_Required task 1:_ Write out the passage on tech company tax and TV viewing from "TaxWatch investigated Netflix’s" up to and including "tax relief scheme.".
_Required task 2:_
Answer these questions using the passage on tech company tax and TV viewing:
(a) What UK revenue figure did Netflix report for 2018 at Netflix Services UK?
(b) In what month and year was the House of Commons debate on Netflix's tax affairs held?
(c) How many hours of activity does the 280kg CO2e figure cover?
_Required task 3:_ List every sum of money given in pounds sterling in the passage on tech company tax and TV viewing.

_Passage provided:_
..............................
TaxWatch investigated Netflix’s tax affairs in 2020. It found that whilst the revenue from UK subscribers in 2018 was estimated to be £860m, Netflix had paid very little tax in the UK because those fees were billed to a Dutch company. Netflix reported UK revenues for that year of £43.3m and profits of just £2m at its main UK company, Netflix Services UK, and paid no tax. In fact it received a tax credit under the creative industry tax relief scheme.

As a result of TaxWatch’s research, a debate on Netflix’s tax affairs was held in the House of Commons in February 2020. Margaret Hodge, the then Labour MP for Barking and chair of the All Party Parliamentary Group on Responsible Tax, called Netflix’s tax structure “scandalous, intolerable, and unfair.”

Google and Apple and tax

Meanwhile Google and Apple were two of seven companies highlighted by TaxWatch that jointly were estimated to have paid £750m in corporation tax in the UK in 2021 instead of a possible £2.8bn. The tax was avoided by companies shifting their profits from the UK to other countries. The TaxWatch figures come from corporation tax they should have paid if the profits had been declared on sales activity in the UK. All of this tax activity is currently legal.

Both we and TaxWatch are calling on the UK government to make companies more transparent and to provide publicly available data such as country-by-country reporting – publishing the sales, profits, and taxes a company has paid in each country that it operates in.

two people holding remote control and bowl of popcorn to watch tv

Carbon footprint of watching TV

In his book How Bad are Bananas?, Mike Berners-Lee examined the carbon footprint of an hour of watching TV. It varied depending on whether it was streamed or live and what you watched it on.

In the scheme of things, he concluded that it is a relatively low carbon pursuit. The average UK adult spent 4 hours 31 minutes a day watching TV and video content at home in 2023. If that was done watching live TV on a 55-inch LED screen it would account for 280kg CO2e a year which Berners- Lee says is quite a low figure for 1,642 hours of activity and is equivalent to driving 500 miles in an average petrol car.
..............................
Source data

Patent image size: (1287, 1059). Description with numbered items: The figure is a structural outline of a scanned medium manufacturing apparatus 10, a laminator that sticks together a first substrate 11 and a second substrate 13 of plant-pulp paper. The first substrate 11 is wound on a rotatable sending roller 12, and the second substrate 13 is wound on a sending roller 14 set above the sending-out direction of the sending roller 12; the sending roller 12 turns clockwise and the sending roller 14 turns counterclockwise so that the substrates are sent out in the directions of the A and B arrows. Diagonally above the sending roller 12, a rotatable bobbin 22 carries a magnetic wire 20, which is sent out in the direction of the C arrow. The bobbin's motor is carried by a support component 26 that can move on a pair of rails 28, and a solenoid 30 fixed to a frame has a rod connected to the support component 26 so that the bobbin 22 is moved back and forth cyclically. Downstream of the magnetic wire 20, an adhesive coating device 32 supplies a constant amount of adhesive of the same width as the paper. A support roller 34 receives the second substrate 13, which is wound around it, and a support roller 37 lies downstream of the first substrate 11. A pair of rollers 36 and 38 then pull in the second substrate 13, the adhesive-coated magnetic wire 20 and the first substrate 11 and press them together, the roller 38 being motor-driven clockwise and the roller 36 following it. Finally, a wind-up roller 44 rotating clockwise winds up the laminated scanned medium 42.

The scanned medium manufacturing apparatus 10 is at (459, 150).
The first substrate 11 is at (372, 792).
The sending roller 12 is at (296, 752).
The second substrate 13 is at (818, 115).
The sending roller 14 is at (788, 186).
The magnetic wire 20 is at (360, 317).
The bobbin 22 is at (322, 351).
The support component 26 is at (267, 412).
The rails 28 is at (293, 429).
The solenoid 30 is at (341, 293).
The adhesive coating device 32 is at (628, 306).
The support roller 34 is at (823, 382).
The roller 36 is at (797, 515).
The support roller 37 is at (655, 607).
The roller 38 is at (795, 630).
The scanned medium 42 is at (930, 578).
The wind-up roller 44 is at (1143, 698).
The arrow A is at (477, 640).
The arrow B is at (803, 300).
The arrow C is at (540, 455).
..............................
_Task response 1:_
TaxWatch investigated Netflix’s tax affairs in 2020. It found that whilst the revenue from UK subscribers in 2018 was estimated to be £860m, Netflix had paid very little tax in the UK because those fees were billed to a Dutch company. Netflix reported UK revenues for that year of £43.3m and profits of just £2m at its main UK company, Netflix Services UK, and paid no tax. In fact it received a tax credit under the creative industry tax relief scheme.

_Task response 2:_
(a) £43.3m
(b) February 2020
(c) 1,642 hours

_Task response 3:_
£860m
£43.3m
£2m
£750m
£2.8bn